* Exercise task: Show every line in the entries below where the word "Android" appears.

>> start

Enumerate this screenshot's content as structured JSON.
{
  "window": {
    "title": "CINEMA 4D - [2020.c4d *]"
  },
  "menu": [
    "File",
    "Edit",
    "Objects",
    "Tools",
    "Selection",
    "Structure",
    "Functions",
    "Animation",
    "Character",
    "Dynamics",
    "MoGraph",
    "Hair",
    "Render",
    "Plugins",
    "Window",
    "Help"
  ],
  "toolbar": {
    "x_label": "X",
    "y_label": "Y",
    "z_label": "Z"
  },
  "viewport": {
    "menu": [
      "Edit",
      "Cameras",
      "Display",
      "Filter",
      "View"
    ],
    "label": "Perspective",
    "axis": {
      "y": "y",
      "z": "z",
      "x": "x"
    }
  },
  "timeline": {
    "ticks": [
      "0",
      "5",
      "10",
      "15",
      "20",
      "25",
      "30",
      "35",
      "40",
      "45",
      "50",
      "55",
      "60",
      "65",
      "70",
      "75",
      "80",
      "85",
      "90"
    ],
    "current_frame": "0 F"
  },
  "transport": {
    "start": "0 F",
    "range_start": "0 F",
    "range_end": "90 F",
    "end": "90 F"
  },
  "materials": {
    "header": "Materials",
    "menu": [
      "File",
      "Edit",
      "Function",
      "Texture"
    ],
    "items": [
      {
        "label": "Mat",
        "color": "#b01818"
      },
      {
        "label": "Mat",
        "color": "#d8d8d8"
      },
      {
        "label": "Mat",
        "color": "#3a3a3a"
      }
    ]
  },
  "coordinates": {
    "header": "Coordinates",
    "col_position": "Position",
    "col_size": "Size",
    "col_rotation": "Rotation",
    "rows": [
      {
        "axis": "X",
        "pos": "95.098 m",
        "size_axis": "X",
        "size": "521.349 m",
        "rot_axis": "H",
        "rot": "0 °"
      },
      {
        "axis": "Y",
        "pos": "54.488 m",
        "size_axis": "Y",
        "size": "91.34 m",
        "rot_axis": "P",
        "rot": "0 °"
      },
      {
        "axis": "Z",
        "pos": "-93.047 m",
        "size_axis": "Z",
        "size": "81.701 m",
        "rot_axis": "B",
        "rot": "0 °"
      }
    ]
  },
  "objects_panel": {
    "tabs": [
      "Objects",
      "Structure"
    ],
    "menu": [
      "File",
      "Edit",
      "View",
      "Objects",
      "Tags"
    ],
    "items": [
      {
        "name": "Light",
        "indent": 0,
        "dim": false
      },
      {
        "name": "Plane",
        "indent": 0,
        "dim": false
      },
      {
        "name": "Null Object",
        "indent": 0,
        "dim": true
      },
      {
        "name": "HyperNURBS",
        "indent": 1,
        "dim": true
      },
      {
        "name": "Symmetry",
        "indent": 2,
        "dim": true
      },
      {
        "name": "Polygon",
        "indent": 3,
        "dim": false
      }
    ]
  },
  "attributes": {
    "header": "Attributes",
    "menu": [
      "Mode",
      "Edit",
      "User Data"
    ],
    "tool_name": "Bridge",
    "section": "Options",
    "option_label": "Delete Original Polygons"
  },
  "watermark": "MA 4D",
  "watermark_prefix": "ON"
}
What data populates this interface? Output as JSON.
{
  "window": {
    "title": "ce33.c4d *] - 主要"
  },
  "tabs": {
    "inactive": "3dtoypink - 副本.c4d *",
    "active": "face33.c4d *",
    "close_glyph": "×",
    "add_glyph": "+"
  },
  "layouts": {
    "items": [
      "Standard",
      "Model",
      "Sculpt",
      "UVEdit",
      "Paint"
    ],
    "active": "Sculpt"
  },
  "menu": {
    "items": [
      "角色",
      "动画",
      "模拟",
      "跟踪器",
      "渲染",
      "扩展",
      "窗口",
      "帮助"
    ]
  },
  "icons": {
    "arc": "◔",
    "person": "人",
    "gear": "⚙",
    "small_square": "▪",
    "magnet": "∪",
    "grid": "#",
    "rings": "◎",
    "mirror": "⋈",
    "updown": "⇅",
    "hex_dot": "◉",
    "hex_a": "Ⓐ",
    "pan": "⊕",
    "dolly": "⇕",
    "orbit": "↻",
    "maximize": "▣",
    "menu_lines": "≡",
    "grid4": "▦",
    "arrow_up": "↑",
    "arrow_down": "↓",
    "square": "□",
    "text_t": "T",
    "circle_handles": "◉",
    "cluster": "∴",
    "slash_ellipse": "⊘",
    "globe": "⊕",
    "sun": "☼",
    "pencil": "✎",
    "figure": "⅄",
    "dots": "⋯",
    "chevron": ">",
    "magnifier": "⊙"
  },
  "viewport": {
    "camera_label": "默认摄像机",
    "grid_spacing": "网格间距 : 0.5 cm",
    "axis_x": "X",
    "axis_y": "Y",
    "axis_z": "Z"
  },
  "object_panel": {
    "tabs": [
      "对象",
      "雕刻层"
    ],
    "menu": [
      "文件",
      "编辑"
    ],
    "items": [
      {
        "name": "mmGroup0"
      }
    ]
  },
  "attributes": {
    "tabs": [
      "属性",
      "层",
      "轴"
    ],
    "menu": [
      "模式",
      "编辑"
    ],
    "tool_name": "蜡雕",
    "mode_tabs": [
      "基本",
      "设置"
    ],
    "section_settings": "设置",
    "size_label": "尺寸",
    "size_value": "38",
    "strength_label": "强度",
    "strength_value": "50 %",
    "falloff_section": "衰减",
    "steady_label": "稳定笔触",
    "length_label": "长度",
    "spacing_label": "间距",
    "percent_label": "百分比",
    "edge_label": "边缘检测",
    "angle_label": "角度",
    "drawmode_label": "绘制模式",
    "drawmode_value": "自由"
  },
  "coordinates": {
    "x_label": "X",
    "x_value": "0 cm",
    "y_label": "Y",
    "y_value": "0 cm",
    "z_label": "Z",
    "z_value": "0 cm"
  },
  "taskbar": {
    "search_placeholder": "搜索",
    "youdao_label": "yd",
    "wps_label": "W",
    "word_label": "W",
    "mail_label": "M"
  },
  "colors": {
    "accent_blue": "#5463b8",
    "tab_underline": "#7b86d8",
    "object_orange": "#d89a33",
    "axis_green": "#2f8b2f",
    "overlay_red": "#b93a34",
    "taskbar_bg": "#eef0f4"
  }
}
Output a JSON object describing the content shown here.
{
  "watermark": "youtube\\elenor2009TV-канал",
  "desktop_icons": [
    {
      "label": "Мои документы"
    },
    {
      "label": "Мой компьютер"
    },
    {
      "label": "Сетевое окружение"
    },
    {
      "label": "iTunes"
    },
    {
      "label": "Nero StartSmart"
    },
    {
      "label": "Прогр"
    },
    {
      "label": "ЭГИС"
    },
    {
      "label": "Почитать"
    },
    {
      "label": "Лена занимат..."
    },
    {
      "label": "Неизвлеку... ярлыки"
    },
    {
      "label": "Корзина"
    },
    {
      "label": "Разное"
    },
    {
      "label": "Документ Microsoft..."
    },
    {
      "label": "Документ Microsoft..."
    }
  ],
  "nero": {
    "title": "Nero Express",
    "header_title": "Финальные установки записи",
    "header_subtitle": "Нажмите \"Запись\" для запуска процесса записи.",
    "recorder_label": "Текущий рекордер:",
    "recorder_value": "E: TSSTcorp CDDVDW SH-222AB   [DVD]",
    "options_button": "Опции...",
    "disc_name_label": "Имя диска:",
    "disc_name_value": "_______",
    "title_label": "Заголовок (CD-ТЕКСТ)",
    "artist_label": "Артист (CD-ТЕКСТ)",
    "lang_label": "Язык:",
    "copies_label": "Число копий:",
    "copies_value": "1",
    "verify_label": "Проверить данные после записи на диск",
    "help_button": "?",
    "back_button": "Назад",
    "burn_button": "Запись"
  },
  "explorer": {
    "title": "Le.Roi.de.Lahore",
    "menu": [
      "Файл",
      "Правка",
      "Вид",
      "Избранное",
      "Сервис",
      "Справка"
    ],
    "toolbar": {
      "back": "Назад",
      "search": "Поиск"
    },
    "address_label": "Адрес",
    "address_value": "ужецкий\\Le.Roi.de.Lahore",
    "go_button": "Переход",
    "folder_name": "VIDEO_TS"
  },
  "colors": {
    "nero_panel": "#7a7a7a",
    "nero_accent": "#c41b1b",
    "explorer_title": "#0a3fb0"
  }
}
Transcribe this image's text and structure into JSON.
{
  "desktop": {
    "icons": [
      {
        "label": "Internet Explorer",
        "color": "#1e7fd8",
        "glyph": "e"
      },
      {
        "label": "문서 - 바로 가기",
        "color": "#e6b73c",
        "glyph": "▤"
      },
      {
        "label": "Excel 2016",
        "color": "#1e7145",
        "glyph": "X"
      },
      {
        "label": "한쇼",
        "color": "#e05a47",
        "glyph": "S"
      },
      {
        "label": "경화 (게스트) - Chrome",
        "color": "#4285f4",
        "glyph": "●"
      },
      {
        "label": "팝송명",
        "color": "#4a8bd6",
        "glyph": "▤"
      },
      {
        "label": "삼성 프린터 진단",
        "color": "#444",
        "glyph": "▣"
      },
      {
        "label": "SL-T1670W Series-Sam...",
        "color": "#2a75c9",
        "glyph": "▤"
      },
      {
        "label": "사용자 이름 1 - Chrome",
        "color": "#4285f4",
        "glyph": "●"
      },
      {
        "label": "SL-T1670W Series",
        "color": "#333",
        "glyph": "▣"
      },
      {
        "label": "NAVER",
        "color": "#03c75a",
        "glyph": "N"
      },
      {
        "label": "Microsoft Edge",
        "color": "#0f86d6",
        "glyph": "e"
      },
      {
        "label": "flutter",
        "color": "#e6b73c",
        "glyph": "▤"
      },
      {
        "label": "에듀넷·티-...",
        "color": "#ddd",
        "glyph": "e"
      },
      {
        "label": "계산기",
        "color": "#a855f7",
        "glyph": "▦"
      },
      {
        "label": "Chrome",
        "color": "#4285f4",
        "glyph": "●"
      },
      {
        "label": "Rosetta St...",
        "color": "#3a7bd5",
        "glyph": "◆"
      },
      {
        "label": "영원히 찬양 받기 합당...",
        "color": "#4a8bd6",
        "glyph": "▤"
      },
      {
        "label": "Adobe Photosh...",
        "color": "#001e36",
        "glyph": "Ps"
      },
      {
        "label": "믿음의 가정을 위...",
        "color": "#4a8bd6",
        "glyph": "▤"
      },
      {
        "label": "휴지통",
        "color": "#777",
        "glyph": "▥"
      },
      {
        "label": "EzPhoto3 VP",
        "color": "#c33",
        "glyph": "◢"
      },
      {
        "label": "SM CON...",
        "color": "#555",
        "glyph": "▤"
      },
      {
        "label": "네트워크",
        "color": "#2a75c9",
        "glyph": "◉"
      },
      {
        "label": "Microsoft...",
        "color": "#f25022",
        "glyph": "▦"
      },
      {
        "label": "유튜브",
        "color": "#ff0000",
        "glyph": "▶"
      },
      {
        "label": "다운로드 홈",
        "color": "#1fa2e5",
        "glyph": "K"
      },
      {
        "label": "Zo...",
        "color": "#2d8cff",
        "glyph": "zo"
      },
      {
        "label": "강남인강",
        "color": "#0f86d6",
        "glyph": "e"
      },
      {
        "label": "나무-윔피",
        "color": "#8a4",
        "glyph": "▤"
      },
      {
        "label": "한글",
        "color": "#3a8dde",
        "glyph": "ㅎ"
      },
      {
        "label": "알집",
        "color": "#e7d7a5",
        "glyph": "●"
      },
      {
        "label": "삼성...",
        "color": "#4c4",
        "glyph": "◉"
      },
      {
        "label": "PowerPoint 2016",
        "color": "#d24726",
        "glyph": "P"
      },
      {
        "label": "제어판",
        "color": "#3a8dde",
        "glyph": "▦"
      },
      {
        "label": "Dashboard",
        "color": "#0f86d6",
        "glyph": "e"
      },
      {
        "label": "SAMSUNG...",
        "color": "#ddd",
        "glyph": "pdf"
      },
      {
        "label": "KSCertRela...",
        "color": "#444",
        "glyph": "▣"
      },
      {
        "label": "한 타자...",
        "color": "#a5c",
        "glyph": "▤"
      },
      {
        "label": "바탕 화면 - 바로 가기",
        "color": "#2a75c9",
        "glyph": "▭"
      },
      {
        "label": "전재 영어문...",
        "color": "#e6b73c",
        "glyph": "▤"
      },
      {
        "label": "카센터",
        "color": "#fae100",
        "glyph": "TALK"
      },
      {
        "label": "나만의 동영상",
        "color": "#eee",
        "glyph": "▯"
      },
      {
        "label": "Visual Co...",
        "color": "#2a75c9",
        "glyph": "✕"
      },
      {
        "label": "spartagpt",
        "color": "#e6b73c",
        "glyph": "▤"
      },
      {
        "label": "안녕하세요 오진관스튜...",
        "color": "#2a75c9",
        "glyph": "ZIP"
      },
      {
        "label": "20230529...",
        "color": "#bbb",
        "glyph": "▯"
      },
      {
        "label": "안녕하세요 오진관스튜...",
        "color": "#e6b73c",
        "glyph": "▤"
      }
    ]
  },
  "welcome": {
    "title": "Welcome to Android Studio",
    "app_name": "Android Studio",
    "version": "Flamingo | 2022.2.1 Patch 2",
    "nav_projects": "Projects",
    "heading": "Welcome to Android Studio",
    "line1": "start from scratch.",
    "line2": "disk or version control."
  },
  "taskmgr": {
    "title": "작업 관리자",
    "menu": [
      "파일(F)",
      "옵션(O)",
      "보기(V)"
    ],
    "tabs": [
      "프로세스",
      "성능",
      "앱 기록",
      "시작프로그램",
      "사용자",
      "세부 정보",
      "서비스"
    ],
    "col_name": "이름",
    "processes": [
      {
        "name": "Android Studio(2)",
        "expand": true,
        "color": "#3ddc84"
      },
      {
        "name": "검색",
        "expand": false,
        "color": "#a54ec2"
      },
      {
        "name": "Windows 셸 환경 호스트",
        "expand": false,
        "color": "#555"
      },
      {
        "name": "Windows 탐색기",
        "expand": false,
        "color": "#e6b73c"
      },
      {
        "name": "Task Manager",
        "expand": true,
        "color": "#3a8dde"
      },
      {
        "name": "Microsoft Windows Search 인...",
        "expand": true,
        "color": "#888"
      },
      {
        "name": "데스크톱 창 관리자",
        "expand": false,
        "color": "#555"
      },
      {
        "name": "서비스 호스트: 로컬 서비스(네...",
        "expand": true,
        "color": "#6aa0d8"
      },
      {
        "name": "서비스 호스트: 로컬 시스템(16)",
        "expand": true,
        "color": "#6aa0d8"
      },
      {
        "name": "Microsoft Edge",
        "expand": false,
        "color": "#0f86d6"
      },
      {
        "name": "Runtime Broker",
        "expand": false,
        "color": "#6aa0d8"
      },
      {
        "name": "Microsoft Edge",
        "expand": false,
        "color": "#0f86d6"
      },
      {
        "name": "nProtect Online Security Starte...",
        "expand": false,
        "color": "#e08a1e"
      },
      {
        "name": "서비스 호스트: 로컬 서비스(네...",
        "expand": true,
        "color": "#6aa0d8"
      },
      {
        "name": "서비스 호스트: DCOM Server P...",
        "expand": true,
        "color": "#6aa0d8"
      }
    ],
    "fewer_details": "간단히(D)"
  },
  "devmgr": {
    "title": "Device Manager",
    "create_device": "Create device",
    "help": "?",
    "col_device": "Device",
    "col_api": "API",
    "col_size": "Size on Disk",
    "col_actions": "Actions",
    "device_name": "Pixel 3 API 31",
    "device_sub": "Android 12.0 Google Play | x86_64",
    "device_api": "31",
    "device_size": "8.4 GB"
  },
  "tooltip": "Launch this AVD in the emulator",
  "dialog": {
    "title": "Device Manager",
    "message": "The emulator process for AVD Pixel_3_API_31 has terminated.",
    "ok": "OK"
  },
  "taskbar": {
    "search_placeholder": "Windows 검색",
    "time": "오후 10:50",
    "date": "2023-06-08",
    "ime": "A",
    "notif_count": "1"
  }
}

>> end

* Exercise result:
    "title": "Welcome to Android Studio",
    "app_name": "Android Studio",
    "heading": "Welcome to Android Studio",
        "name": "Android Studio(2)",
    "device_sub": "Android 12.0 Google Play | x86_64",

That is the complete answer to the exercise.